**EXERCISE**: Return every entry that contains the string "Text", matching case exactly.

**DATA FOR PROCESSING**:
+--
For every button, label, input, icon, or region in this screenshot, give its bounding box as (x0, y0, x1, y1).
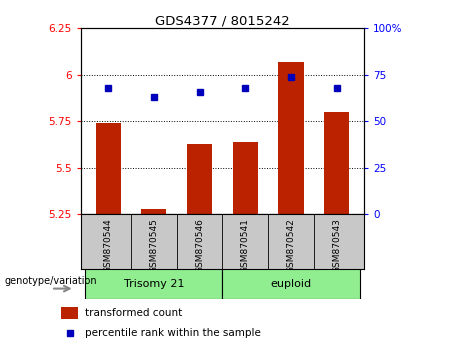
FancyBboxPatch shape (223, 269, 360, 299)
Bar (95, 123, 121, 214)
Text: GSM870545: GSM870545 (149, 218, 158, 273)
Bar (141, 209, 166, 214)
Text: GSM870542: GSM870542 (287, 218, 296, 273)
Text: genotype/variation: genotype/variation (5, 275, 97, 286)
Text: GSM870541: GSM870541 (241, 218, 250, 273)
Text: euploid: euploid (271, 279, 312, 289)
Text: GSM870546: GSM870546 (195, 218, 204, 273)
Text: percentile rank within the sample: percentile rank within the sample (85, 328, 261, 338)
Title: GDS4377 / 8015242: GDS4377 / 8015242 (155, 14, 290, 27)
Text: GSM870543: GSM870543 (332, 218, 341, 273)
Bar (233, 142, 258, 214)
Text: Trisomy 21: Trisomy 21 (124, 279, 184, 289)
Bar (61, 307, 78, 319)
Text: transformed count: transformed count (85, 308, 183, 318)
Bar (324, 112, 349, 214)
Bar (187, 143, 212, 214)
Text: GSM870544: GSM870544 (104, 218, 112, 273)
FancyBboxPatch shape (85, 269, 223, 299)
Bar (278, 62, 304, 214)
+--
**COMPLETE RESPONSE**:
Text: GSM870545: GSM870545 (149, 218, 158, 273)
Text: GSM870542: GSM870542 (287, 218, 296, 273)
Text: genotype/variation: genotype/variation (5, 275, 97, 286)
Text: GSM870541: GSM870541 (241, 218, 250, 273)
Text: euploid: euploid (271, 279, 312, 289)
Text: GSM870546: GSM870546 (195, 218, 204, 273)
Text: percentile rank within the sample: percentile rank within the sample (85, 328, 261, 338)
Text: GSM870543: GSM870543 (332, 218, 341, 273)
Text: Trisomy 21: Trisomy 21 (124, 279, 184, 289)
Text: transformed count: transformed count (85, 308, 183, 318)
Text: GSM870544: GSM870544 (104, 218, 112, 273)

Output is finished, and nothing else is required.